(Items listed in a dataset)

★ ★ ★ ★ ★ ★ ★

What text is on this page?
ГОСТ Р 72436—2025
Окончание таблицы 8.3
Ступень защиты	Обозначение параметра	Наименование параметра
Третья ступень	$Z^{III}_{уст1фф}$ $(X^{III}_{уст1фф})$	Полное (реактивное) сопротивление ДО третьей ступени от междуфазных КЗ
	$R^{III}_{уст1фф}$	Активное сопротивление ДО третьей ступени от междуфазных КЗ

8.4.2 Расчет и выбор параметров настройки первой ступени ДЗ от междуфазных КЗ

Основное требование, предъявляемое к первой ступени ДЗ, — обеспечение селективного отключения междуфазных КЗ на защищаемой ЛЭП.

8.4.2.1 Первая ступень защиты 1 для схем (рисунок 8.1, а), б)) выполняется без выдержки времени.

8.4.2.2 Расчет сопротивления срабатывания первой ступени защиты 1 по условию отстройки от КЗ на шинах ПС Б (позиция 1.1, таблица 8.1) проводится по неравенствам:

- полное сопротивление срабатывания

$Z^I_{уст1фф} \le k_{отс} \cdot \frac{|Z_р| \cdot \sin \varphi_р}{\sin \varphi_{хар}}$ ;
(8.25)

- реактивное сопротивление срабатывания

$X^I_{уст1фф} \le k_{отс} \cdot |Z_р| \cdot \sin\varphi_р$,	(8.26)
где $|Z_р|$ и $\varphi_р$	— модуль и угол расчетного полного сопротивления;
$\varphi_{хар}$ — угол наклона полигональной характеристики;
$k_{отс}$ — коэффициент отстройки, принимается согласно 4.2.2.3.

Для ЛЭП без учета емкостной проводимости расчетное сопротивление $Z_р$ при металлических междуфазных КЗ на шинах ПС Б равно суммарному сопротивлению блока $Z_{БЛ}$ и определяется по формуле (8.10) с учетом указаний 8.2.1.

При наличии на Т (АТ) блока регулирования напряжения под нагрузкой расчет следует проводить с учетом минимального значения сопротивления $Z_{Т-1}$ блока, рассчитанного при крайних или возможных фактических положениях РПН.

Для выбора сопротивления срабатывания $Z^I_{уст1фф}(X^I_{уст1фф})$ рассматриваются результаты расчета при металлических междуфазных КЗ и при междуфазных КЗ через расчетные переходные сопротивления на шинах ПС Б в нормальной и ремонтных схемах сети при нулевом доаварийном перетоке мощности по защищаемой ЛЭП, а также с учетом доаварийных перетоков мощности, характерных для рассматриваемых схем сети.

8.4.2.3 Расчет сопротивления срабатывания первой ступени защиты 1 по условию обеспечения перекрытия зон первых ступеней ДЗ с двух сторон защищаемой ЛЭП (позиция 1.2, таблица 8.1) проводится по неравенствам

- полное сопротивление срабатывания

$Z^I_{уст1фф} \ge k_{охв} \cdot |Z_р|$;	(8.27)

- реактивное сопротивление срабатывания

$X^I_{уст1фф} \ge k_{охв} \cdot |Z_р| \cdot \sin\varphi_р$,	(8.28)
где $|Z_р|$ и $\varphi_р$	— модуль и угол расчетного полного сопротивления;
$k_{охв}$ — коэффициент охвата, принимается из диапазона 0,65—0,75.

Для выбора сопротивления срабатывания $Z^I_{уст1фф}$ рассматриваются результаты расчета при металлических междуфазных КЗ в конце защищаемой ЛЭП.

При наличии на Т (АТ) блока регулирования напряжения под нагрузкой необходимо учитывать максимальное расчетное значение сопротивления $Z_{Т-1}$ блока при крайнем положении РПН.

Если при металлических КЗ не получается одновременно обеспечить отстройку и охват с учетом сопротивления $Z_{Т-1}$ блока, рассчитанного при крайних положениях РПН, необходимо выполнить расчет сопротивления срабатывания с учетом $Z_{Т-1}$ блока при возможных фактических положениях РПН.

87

★ ★ ★ ★ ★ ★ ★

• REQUIREMENT
Copy every line of the listing containing the string "принимается".

• WRITTEN ANSWER
$k_{отс}$ — коэффициент отстройки, принимается согласно 4.2.2.3.
$k_{охв}$ — коэффициент охвата, принимается из диапазона 0,65—0,75.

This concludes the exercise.